Collected data entries:
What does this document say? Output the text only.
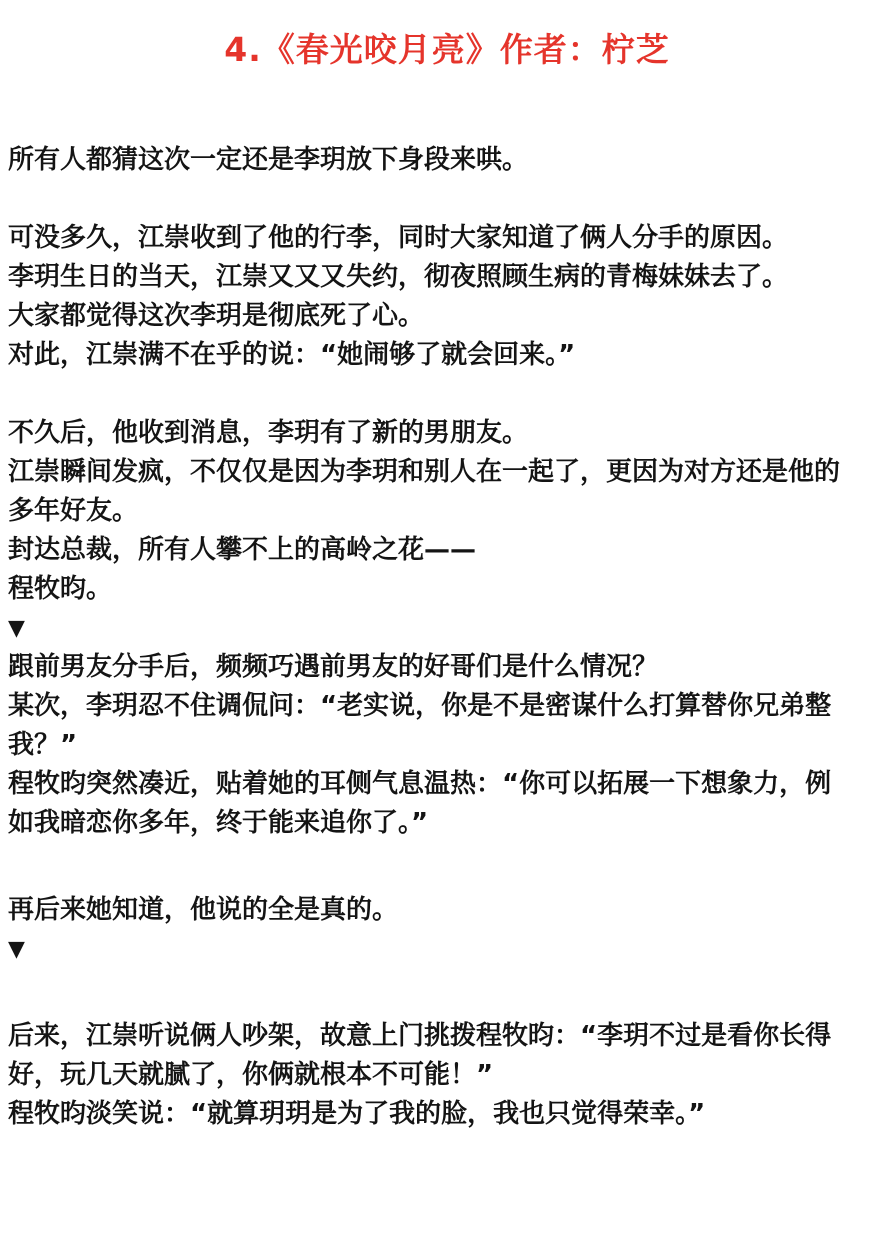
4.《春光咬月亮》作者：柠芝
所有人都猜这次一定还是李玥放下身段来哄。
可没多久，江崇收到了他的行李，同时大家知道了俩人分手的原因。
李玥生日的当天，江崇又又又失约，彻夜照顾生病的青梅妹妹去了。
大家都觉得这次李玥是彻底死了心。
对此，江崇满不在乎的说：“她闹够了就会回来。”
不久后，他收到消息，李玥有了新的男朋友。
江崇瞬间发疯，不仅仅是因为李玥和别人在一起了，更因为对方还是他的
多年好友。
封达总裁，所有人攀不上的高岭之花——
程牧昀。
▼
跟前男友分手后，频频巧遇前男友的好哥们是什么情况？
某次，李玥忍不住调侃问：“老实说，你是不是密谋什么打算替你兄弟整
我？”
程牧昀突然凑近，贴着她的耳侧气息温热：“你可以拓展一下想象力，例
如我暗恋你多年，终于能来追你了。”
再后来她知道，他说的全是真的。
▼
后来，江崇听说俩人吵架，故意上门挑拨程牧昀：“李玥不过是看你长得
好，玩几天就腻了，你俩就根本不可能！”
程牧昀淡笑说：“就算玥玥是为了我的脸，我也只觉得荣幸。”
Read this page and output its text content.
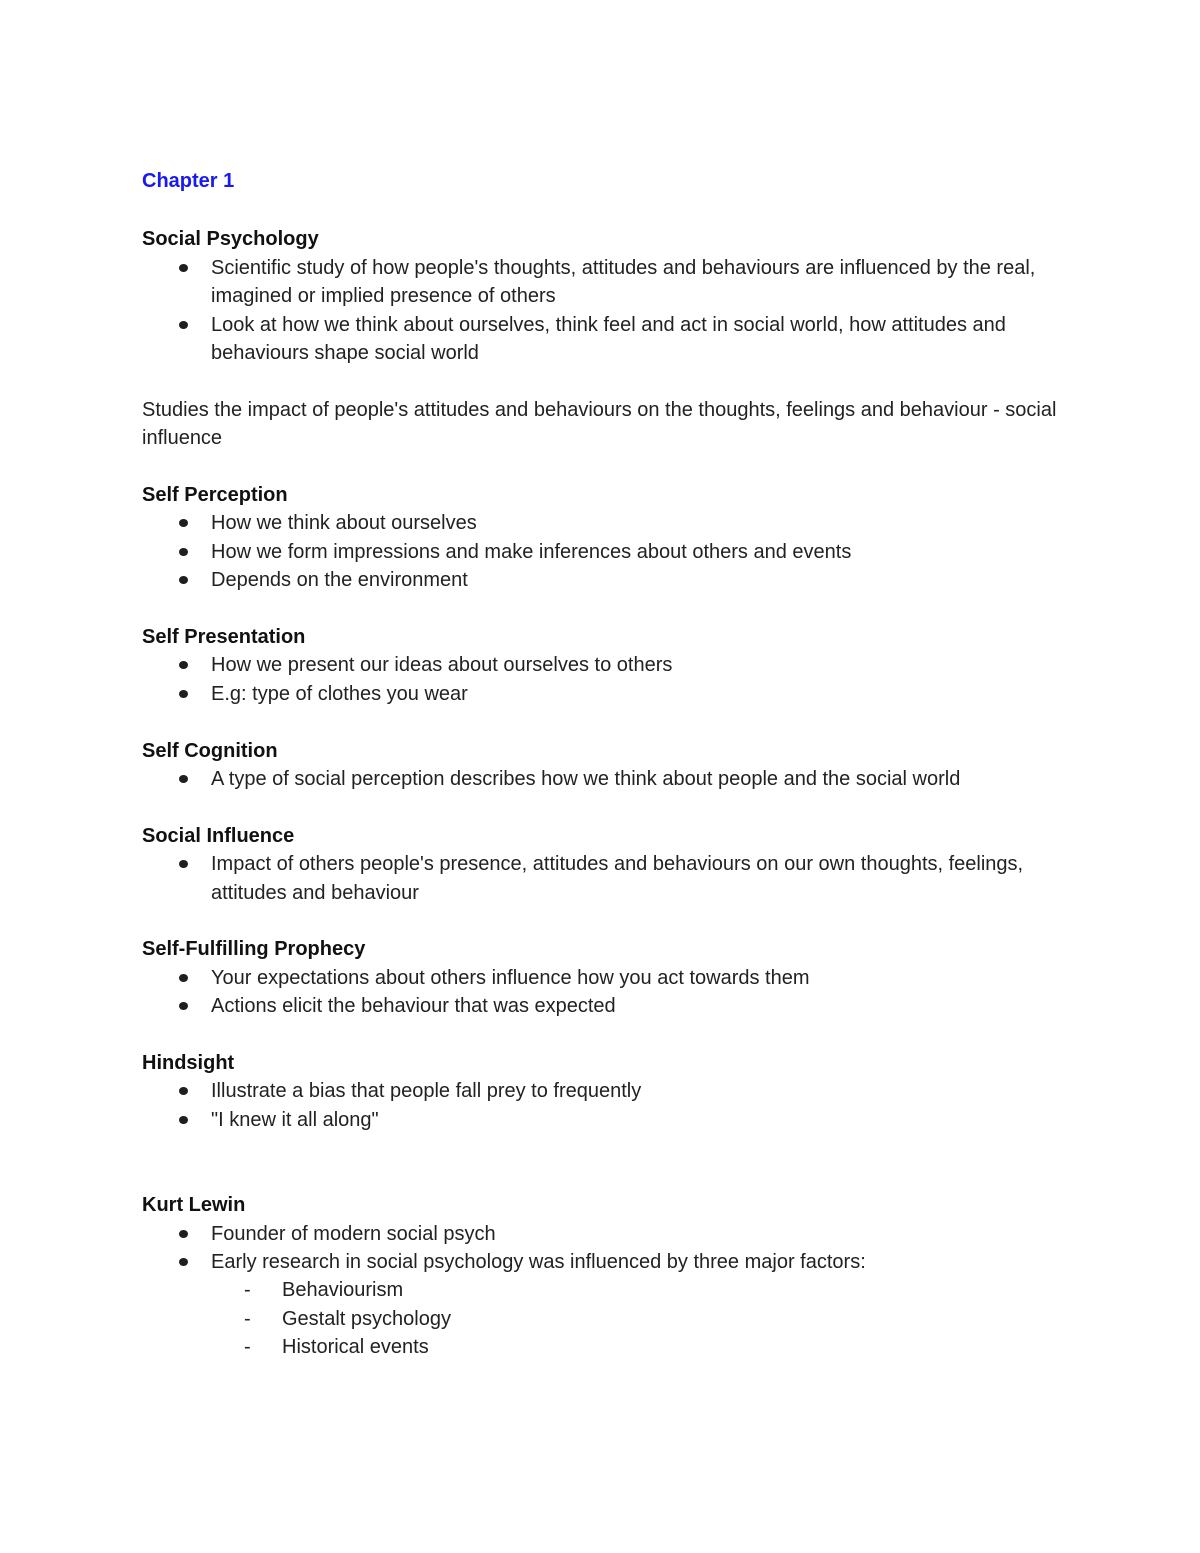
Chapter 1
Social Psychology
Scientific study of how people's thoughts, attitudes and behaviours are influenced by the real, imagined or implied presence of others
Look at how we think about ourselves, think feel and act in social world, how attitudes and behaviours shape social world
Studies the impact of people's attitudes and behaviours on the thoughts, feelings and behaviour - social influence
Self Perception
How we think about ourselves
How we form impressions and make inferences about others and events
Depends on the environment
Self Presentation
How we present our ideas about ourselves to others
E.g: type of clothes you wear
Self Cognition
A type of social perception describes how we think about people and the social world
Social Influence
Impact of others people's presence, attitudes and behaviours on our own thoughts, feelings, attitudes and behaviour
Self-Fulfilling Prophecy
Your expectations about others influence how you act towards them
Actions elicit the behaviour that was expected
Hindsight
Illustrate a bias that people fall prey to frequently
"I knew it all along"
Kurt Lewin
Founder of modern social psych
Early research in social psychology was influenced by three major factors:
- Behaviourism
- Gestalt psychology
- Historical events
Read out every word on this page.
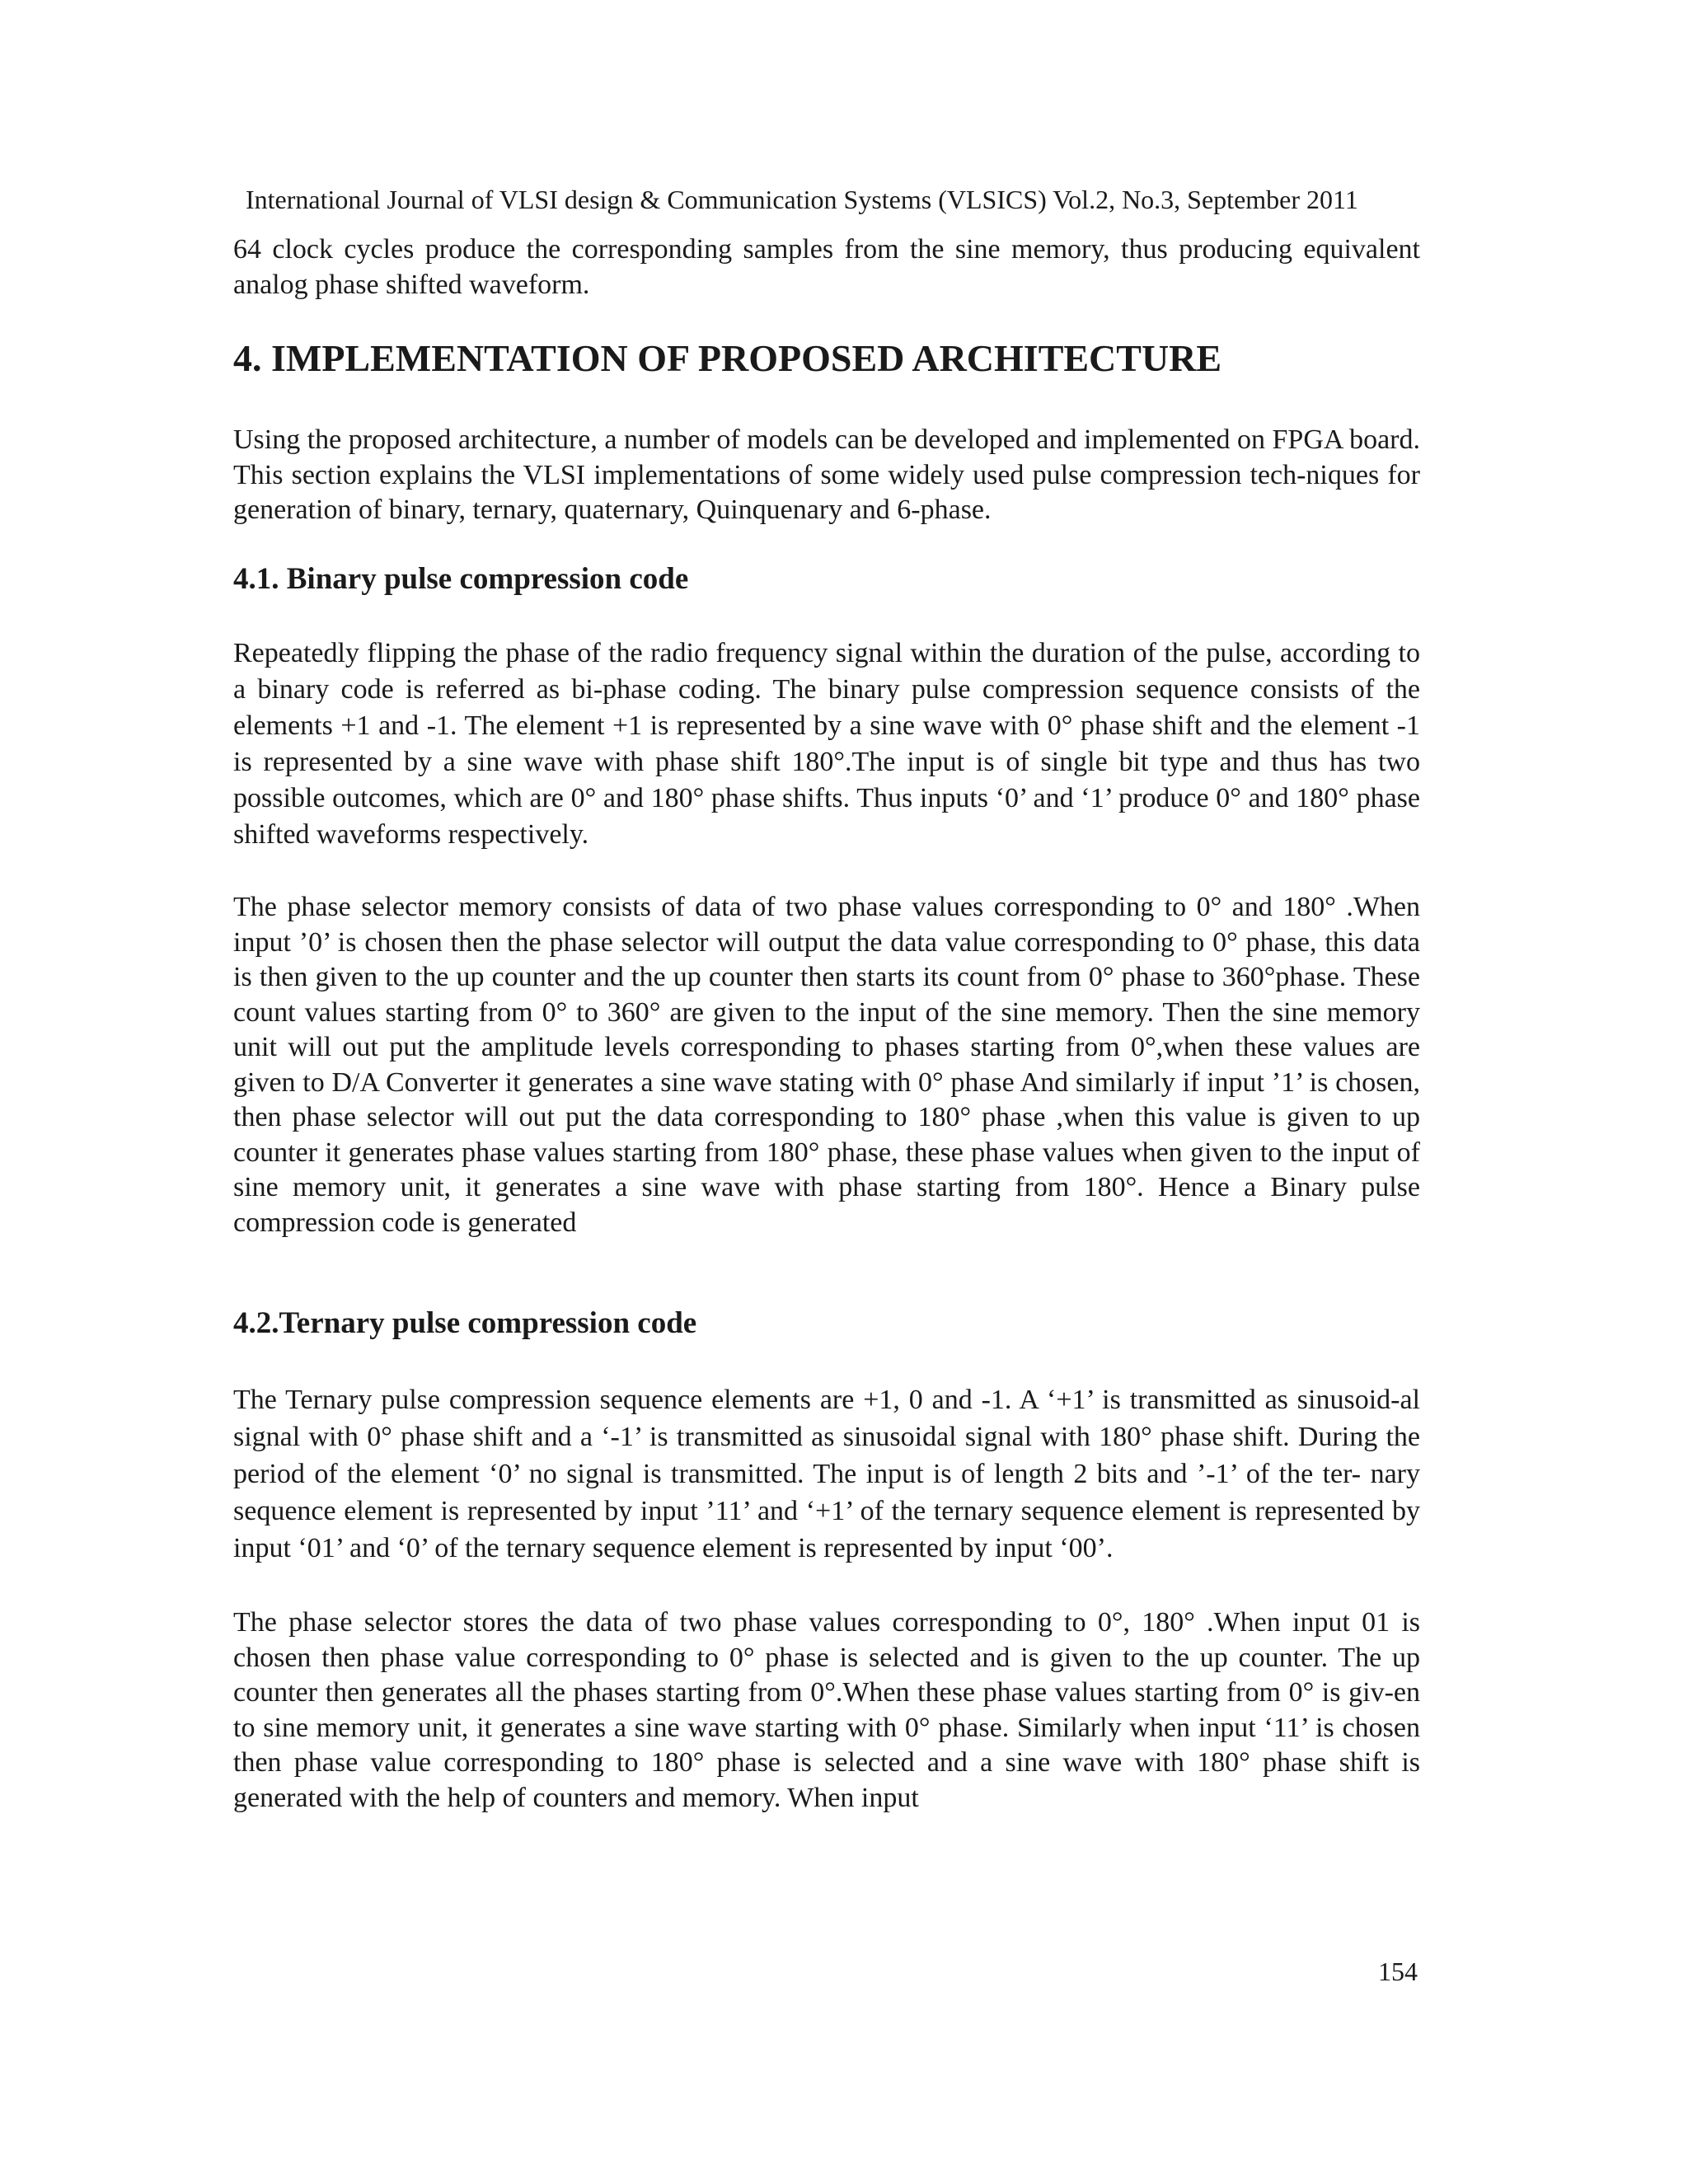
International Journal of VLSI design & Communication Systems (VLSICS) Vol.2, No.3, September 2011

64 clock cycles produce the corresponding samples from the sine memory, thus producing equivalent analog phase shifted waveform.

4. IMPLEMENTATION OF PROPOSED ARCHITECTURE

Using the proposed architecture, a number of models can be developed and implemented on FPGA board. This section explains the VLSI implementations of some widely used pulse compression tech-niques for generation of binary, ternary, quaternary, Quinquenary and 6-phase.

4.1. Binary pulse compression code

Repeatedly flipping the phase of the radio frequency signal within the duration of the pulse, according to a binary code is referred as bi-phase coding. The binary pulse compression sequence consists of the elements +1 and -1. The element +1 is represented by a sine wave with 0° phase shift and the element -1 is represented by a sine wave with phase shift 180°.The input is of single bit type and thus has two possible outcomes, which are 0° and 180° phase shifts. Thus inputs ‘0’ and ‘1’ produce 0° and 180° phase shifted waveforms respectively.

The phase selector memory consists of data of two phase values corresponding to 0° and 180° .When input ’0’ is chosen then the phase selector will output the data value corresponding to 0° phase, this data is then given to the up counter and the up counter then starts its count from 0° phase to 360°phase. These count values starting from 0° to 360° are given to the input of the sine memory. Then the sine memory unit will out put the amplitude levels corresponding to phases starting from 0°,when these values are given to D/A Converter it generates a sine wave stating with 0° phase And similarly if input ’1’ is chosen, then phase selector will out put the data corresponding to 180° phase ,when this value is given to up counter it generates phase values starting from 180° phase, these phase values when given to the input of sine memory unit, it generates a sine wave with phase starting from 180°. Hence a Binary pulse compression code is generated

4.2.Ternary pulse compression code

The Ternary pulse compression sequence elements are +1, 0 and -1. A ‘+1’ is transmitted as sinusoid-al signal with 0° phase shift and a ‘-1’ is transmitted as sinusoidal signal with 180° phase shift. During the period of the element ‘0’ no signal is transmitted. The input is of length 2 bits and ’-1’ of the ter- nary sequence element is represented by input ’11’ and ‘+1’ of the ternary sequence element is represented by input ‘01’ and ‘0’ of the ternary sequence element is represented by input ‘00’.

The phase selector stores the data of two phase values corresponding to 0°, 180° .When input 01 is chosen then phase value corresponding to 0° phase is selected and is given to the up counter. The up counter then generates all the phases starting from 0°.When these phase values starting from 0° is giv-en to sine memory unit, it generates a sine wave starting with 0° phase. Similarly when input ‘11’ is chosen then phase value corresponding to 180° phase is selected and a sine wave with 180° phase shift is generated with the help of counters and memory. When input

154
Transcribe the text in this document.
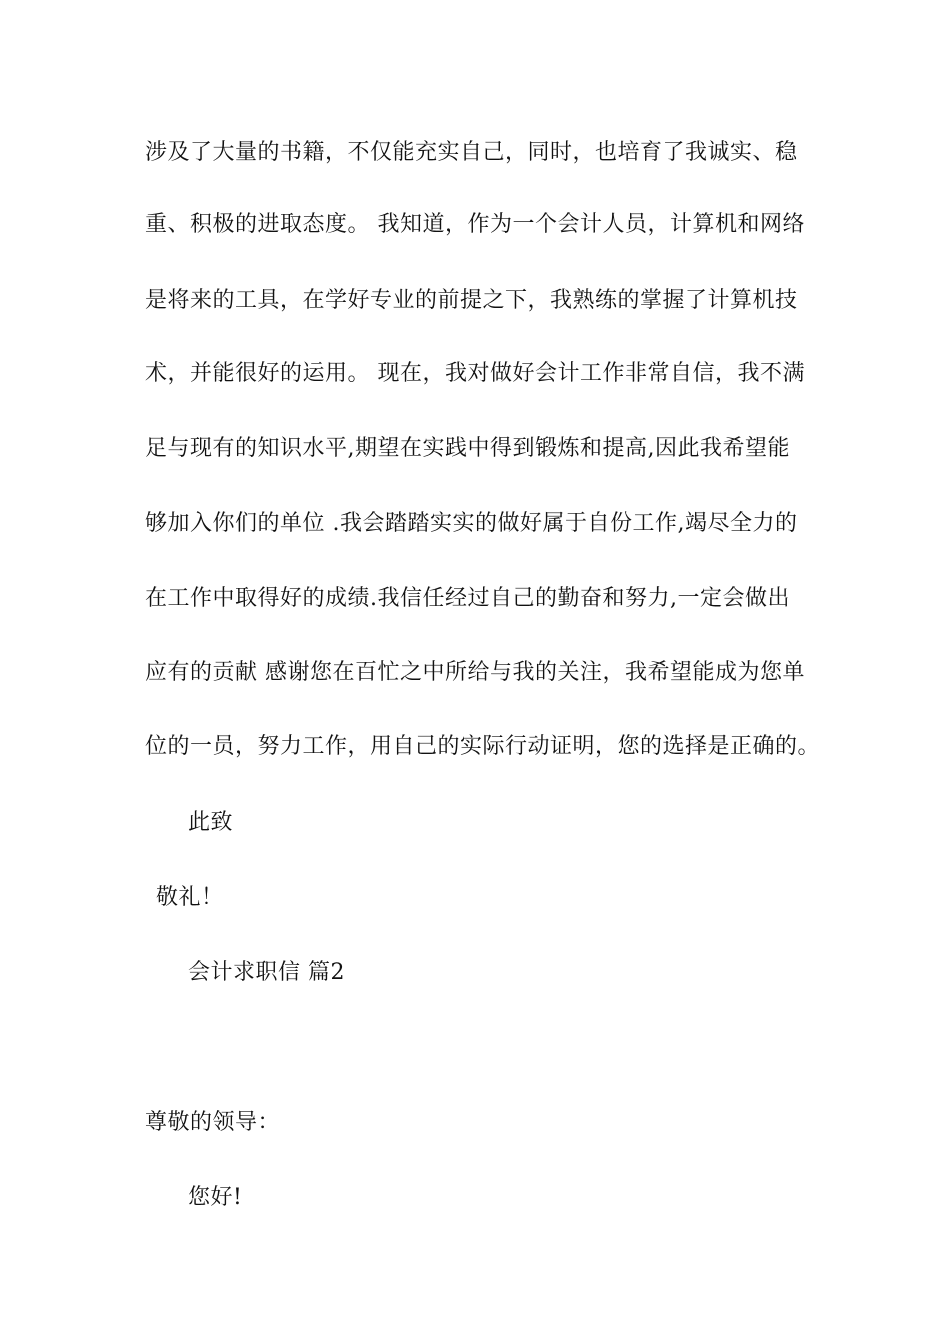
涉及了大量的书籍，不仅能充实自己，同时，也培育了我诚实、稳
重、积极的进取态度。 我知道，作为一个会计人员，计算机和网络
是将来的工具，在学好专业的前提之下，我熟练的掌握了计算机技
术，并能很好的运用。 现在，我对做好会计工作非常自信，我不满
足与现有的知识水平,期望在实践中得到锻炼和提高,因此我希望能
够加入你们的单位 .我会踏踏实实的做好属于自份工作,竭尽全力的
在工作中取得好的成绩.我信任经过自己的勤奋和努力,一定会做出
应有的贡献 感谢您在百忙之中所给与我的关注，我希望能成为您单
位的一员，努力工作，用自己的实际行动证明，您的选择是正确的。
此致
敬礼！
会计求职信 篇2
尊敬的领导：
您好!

● **What is asked**
Pull out all lines containing "world".

● **Full response**
Look at how we think about ourselves, think feel and act in social world, how attitudes and behaviours shape social world
A type of social perception describes how we think about people and the social world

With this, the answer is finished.